Task requirements: Transcribe all the entries word for word, skipping the pictures.

Dataset entries:
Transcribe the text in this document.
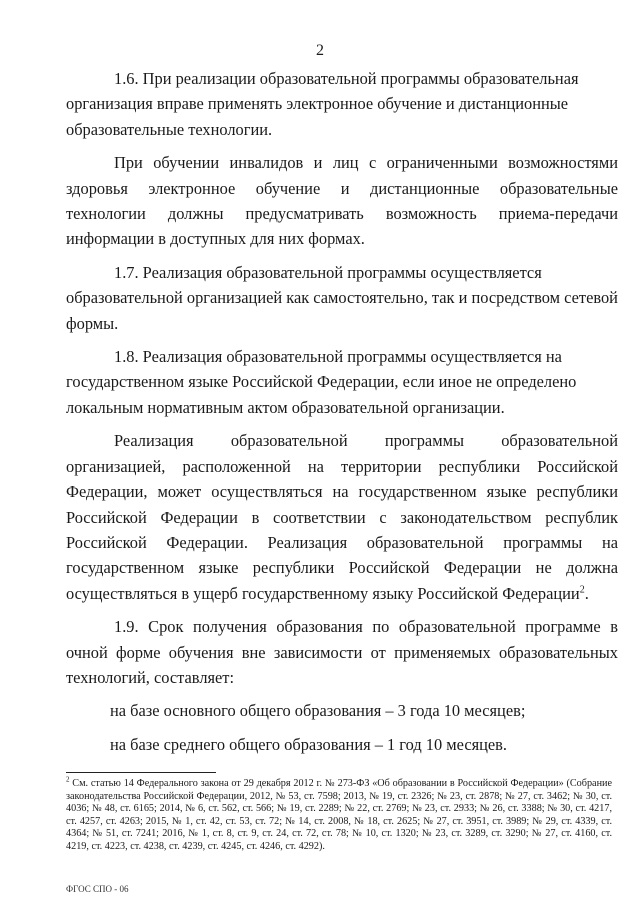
2

1.6. При реализации образовательной программы образовательная организация вправе применять электронное обучение и дистанционные образовательные технологии.

При обучении инвалидов и лиц с ограниченными возможностями здоровья электронное обучение и дистанционные образовательные технологии должны предусматривать возможность приема-передачи информации в доступных для них формах.

1.7. Реализация образовательной программы осуществляется образовательной организацией как самостоятельно, так и посредством сетевой формы.

1.8. Реализация образовательной программы осуществляется на государственном языке Российской Федерации, если иное не определено локальным нормативным актом образовательной организации.

Реализация образовательной программы образовательной организацией, расположенной на территории республики Российской Федерации, может осуществляться на государственном языке республики Российской Федерации в соответствии с законодательством республик Российской Федерации. Реализация образовательной программы на государственном языке республики Российской Федерации не должна осуществляться в ущерб государственному языку Российской Федерации$^2$.

1.9. Срок получения образования по образовательной программе в очной форме обучения вне зависимости от применяемых образовательных технологий, составляет:

на базе основного общего образования – 3 года 10 месяцев;

на базе среднего общего образования – 1 год 10 месяцев.

$^2$ См. статью 14 Федерального закона от 29 декабря 2012 г. № 273-ФЗ «Об образовании в Российской Федерации» (Собрание законодательства Российской Федерации, 2012, № 53, ст. 7598; 2013, № 19, ст. 2326; № 23, ст. 2878; № 27, ст. 3462; № 30, ст. 4036; № 48, ст. 6165; 2014, № 6, ст. 562, ст. 566; № 19, ст. 2289; № 22, ст. 2769; № 23, ст. 2933; № 26, ст. 3388; № 30, ст. 4217, ст. 4257, ст. 4263; 2015, № 1, ст. 42, ст. 53, ст. 72; № 14, ст. 2008, № 18, ст. 2625; № 27, ст. 3951, ст. 3989; № 29, ст. 4339, ст. 4364; № 51, ст. 7241; 2016, № 1, ст. 8, ст. 9, ст. 24, ст. 72, ст. 78; № 10, ст. 1320; № 23, ст. 3289, ст. 3290; № 27, ст. 4160, ст. 4219, ст. 4223, ст. 4238, ст. 4239, ст. 4245, ст. 4246, ст. 4292).
ФГОС СПО - 06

Response to the exercise:
Transcribe the text in this document.
2

1.6. При реализации образовательной программы образовательная организация вправе применять электронное обучение и дистанционные образовательные технологии.

При обучении инвалидов и лиц с ограниченными возможностями здоровья электронное обучение и дистанционные образовательные технологии должны предусматривать возможность приема-передачи информации в доступных для них формах.

1.7. Реализация образовательной программы осуществляется образовательной организацией как самостоятельно, так и посредством сетевой формы.

1.8. Реализация образовательной программы осуществляется на государственном языке Российской Федерации, если иное не определено локальным нормативным актом образовательной организации.

Реализация образовательной программы образовательной организацией, расположенной на территории республики Российской Федерации, может осуществляться на государственном языке республики Российской Федерации в соответствии с законодательством республик Российской Федерации. Реализация образовательной программы на государственном языке республики Российской Федерации не должна осуществляться в ущерб государственному языку Российской Федерации$^2$.

1.9. Срок получения образования по образовательной программе в очной форме обучения вне зависимости от применяемых образовательных технологий, составляет:

на базе основного общего образования – 3 года 10 месяцев;

на базе среднего общего образования – 1 год 10 месяцев.

$^2$ См. статью 14 Федерального закона от 29 декабря 2012 г. № 273-ФЗ «Об образовании в Российской Федерации» (Собрание законодательства Российской Федерации, 2012, № 53, ст. 7598; 2013, № 19, ст. 2326; № 23, ст. 2878; № 27, ст. 3462; № 30, ст. 4036; № 48, ст. 6165; 2014, № 6, ст. 562, ст. 566; № 19, ст. 2289; № 22, ст. 2769; № 23, ст. 2933; № 26, ст. 3388; № 30, ст. 4217, ст. 4257, ст. 4263; 2015, № 1, ст. 42, ст. 53, ст. 72; № 14, ст. 2008, № 18, ст. 2625; № 27, ст. 3951, ст. 3989; № 29, ст. 4339, ст. 4364; № 51, ст. 7241; 2016, № 1, ст. 8, ст. 9, ст. 24, ст. 72, ст. 78; № 10, ст. 1320; № 23, ст. 3289, ст. 3290; № 27, ст. 4160, ст. 4219, ст. 4223, ст. 4238, ст. 4239, ст. 4245, ст. 4246, ст. 4292).
ФГОС СПО - 06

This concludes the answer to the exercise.